## Aim
Copy the data precisely, character for character, and leave out every picture.

── Task material

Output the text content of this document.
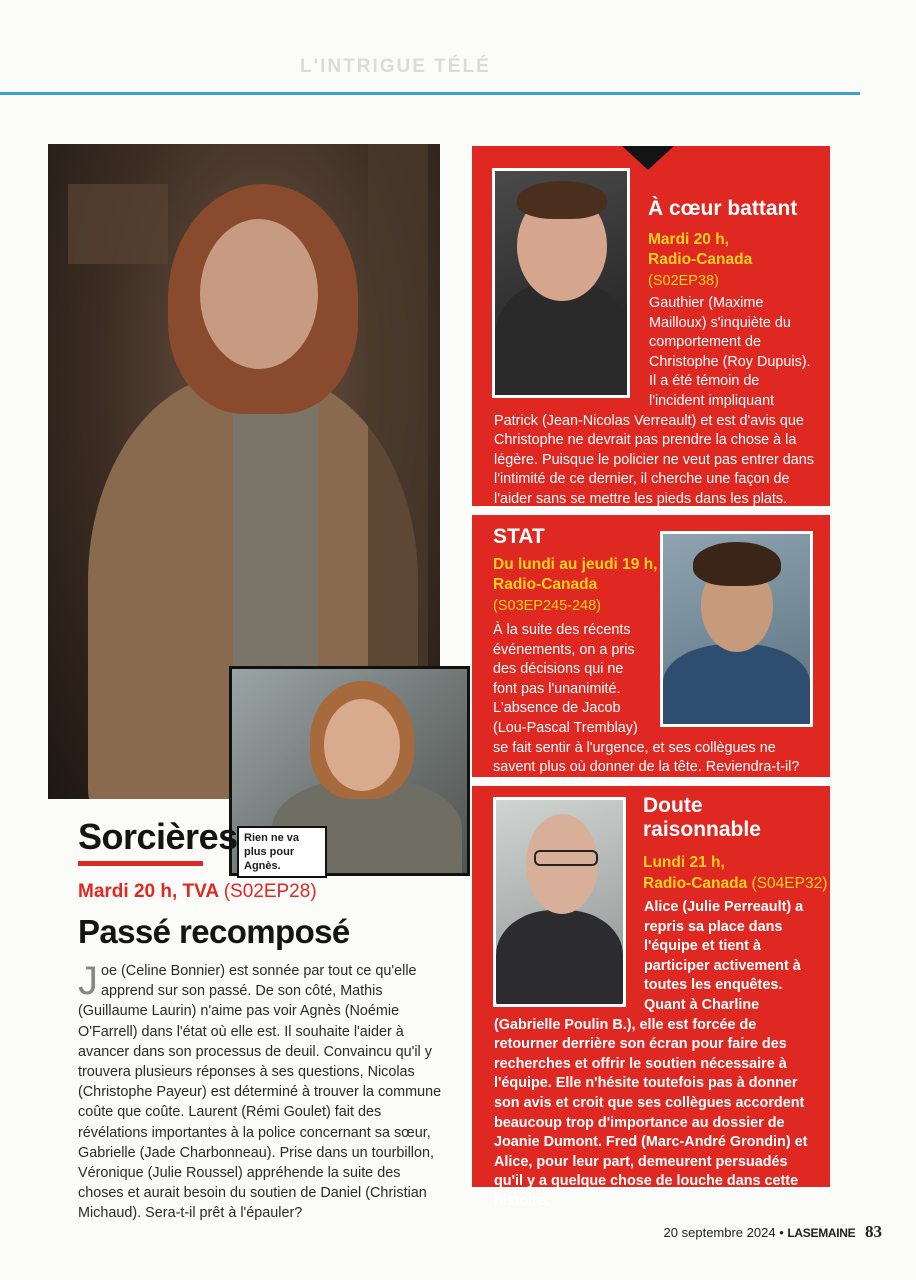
L'INTRIGUE TÉLÉ
Rien ne va plus pour Agnès.
Sorcières
Mardi 20 h, TVA (S02EP28)
Passé recomposé
Joe (Celine Bonnier) est sonnée par tout ce qu'elle apprend sur son passé. De son côté, Mathis (Guillaume Laurin) n'aime pas voir Agnès (Noémie O'Farrell) dans l'état où elle est. Il souhaite l'aider à avancer dans son processus de deuil. Convaincu qu'il y trouvera plusieurs réponses à ses questions, Nicolas (Christophe Payeur) est déterminé à trouver la commune coûte que coûte. Laurent (Rémi Goulet) fait des révélations importantes à la police concernant sa sœur, Gabrielle (Jade Charbonneau). Prise dans un tourbillon, Véronique (Julie Roussel) appréhende la suite des choses et aurait besoin du soutien de Daniel (Christian Michaud). Sera-t-il prêt à l'épauler?
À cœur battant
Mardi 20 h,
Radio-Canada
(S02EP38)
Gauthier (Maxime Mailloux) s'inquiète du comportement de Christophe (Roy Dupuis). Il a été témoin de l'incident impliquant Patrick (Jean-Nicolas Verreault) et est d'avis que Christophe ne devrait pas prendre la chose à la légère. Puisque le policier ne veut pas entrer dans l'intimité de ce dernier, il cherche une façon de l'aider sans se mettre les pieds dans les plats.
STAT
Du lundi au jeudi 19 h,
Radio-Canada
(S03EP245-248)
À la suite des récents événements, on a pris des décisions qui ne font pas l'unanimité. L'absence de Jacob (Lou-Pascal Tremblay) se fait sentir à l'urgence, et ses collègues ne savent plus où donner de la tête. Reviendra-t-il?
Doute raisonnable
Lundi 21 h,
Radio-Canada (S04EP32)
Alice (Julie Perreault) a repris sa place dans l'équipe et tient à participer activement à toutes les enquêtes. Quant à Charline (Gabrielle Poulin B.), elle est forcée de retourner derrière son écran pour faire des recherches et offrir le soutien nécessaire à l'équipe. Elle n'hésite toutefois pas à donner son avis et croit que ses collègues accordent beaucoup trop d'importance au dossier de Joanie Dumont. Fred (Marc-André Grondin) et Alice, pour leur part, demeurent persuadés qu'il y a quelque chose de louche dans cette histoire.
20 septembre 2024 • LASEMAINE 83
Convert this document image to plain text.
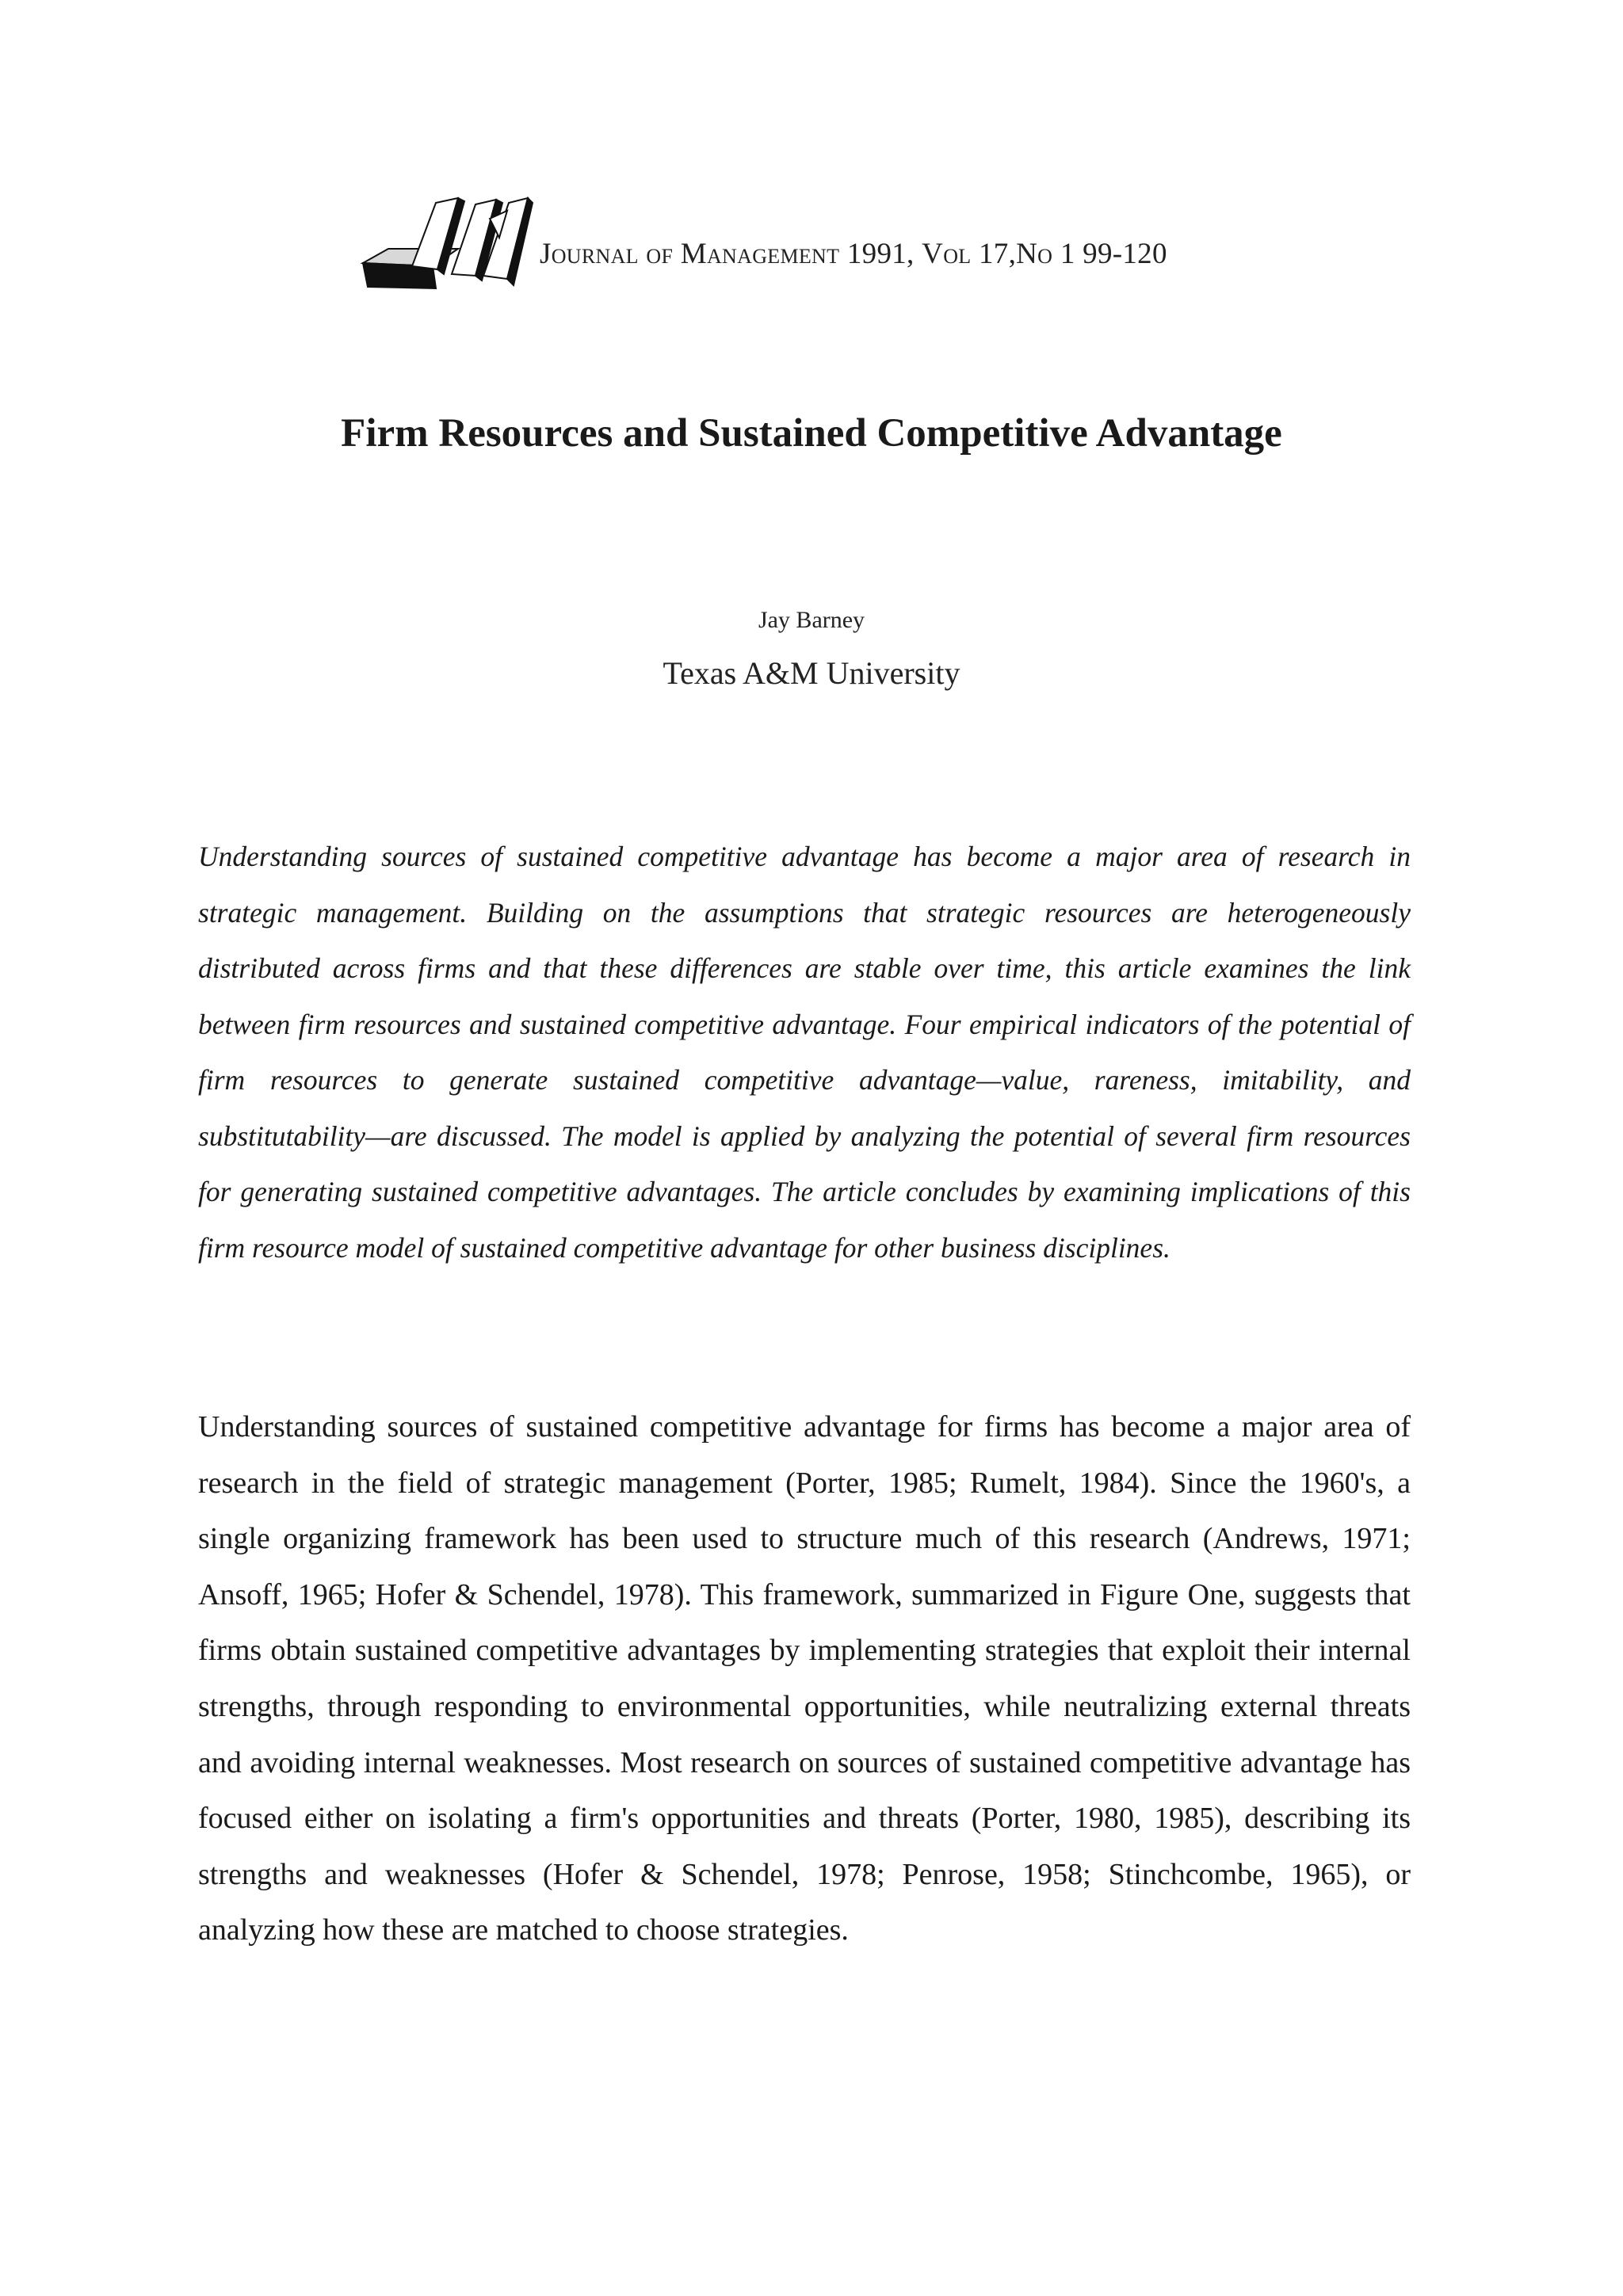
Journal of Management 1991, Vol 17,No 1 99-120
Firm Resources and Sustained Competitive Advantage
Jay Barney
Texas A&M University

Understanding sources of sustained competitive advantage has become a major area of research in strategic management. Building on the assumptions that strategic resources are heterogeneously distributed across firms and that these differences are stable over time, this article examines the link between firm resources and sustained competitive advantage. Four empirical indicators of the potential of firm resources to generate sustained competitive advantage—value, rareness, imitability, and substitutability—are discussed. The model is applied by analyzing the potential of several firm resources for generating sustained competitive advantages. The article concludes by examining implications of this firm resource model of sustained competitive advantage for other business disciplines.

Understanding sources of sustained competitive advantage for firms has become a major area of research in the field of strategic management (Porter, 1985; Rumelt, 1984). Since the 1960's, a single organizing framework has been used to structure much of this research (Andrews, 1971; Ansoff, 1965; Hofer & Schendel, 1978). This framework, summarized in Figure One, suggests that firms obtain sustained competitive advantages by implementing strategies that exploit their internal strengths, through responding to environmental opportunities, while neutralizing external threats and avoiding internal weaknesses. Most research on sources of sustained competitive advantage has focused either on isolating a firm's opportunities and threats (Porter, 1980, 1985), describing its strengths and weaknesses (Hofer & Schendel, 1978; Penrose, 1958; Stinchcombe, 1965), or analyzing how these are matched to choose strategies.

────

## Output for this task
Output the text content of this document.
L'INTRIGUE TÉLÉ
Rien ne va plus pour Agnès.
Sorcières
Mardi 20 h, TVA (S02EP28)
Passé recomposé
Joe (Celine Bonnier) est sonnée par tout ce qu'elle apprend sur son passé. De son côté, Mathis (Guillaume Laurin) n'aime pas voir Agnès (Noémie O'Farrell) dans l'état où elle est. Il souhaite l'aider à avancer dans son processus de deuil. Convaincu qu'il y trouvera plusieurs réponses à ses questions, Nicolas (Christophe Payeur) est déterminé à trouver la commune coûte que coûte. Laurent (Rémi Goulet) fait des révélations importantes à la police concernant sa sœur, Gabrielle (Jade Charbonneau). Prise dans un tourbillon, Véronique (Julie Roussel) appréhende la suite des choses et aurait besoin du soutien de Daniel (Christian Michaud). Sera-t-il prêt à l'épauler?
À cœur battant
Mardi 20 h,
Radio-Canada
(S02EP38)
Gauthier (Maxime Mailloux) s'inquiète du comportement de Christophe (Roy Dupuis). Il a été témoin de l'incident impliquant Patrick (Jean-Nicolas Verreault) et est d'avis que Christophe ne devrait pas prendre la chose à la légère. Puisque le policier ne veut pas entrer dans l'intimité de ce dernier, il cherche une façon de l'aider sans se mettre les pieds dans les plats.
STAT
Du lundi au jeudi 19 h,
Radio-Canada
(S03EP245-248)
À la suite des récents événements, on a pris des décisions qui ne font pas l'unanimité. L'absence de Jacob (Lou-Pascal Tremblay) se fait sentir à l'urgence, et ses collègues ne savent plus où donner de la tête. Reviendra-t-il?
Doute raisonnable
Lundi 21 h,
Radio-Canada (S04EP32)
Alice (Julie Perreault) a repris sa place dans l'équipe et tient à participer activement à toutes les enquêtes. Quant à Charline (Gabrielle Poulin B.), elle est forcée de retourner derrière son écran pour faire des recherches et offrir le soutien nécessaire à l'équipe. Elle n'hésite toutefois pas à donner son avis et croit que ses collègues accordent beaucoup trop d'importance au dossier de Joanie Dumont. Fred (Marc-André Grondin) et Alice, pour leur part, demeurent persuadés qu'il y a quelque chose de louche dans cette histoire.
20 septembre 2024 • LASEMAINE 83
Convert this document image to plain text.
Journal of Management 1991, Vol 17,No 1 99-120
Firm Resources and Sustained Competitive Advantage
Jay Barney
Texas A&M University

Understanding sources of sustained competitive advantage has become a major area of research in strategic management. Building on the assumptions that strategic resources are heterogeneously distributed across firms and that these differences are stable over time, this article examines the link between firm resources and sustained competitive advantage. Four empirical indicators of the potential of firm resources to generate sustained competitive advantage—value, rareness, imitability, and substitutability—are discussed. The model is applied by analyzing the potential of several firm resources for generating sustained competitive advantages. The article concludes by examining implications of this firm resource model of sustained competitive advantage for other business disciplines.

Understanding sources of sustained competitive advantage for firms has become a major area of research in the field of strategic management (Porter, 1985; Rumelt, 1984). Since the 1960's, a single organizing framework has been used to structure much of this research (Andrews, 1971; Ansoff, 1965; Hofer & Schendel, 1978). This framework, summarized in Figure One, suggests that firms obtain sustained competitive advantages by implementing strategies that exploit their internal strengths, through responding to environmental opportunities, while neutralizing external threats and avoiding internal weaknesses. Most research on sources of sustained competitive advantage has focused either on isolating a firm's opportunities and threats (Porter, 1980, 1985), describing its strengths and weaknesses (Hofer & Schendel, 1978; Penrose, 1958; Stinchcombe, 1965), or analyzing how these are matched to choose strategies.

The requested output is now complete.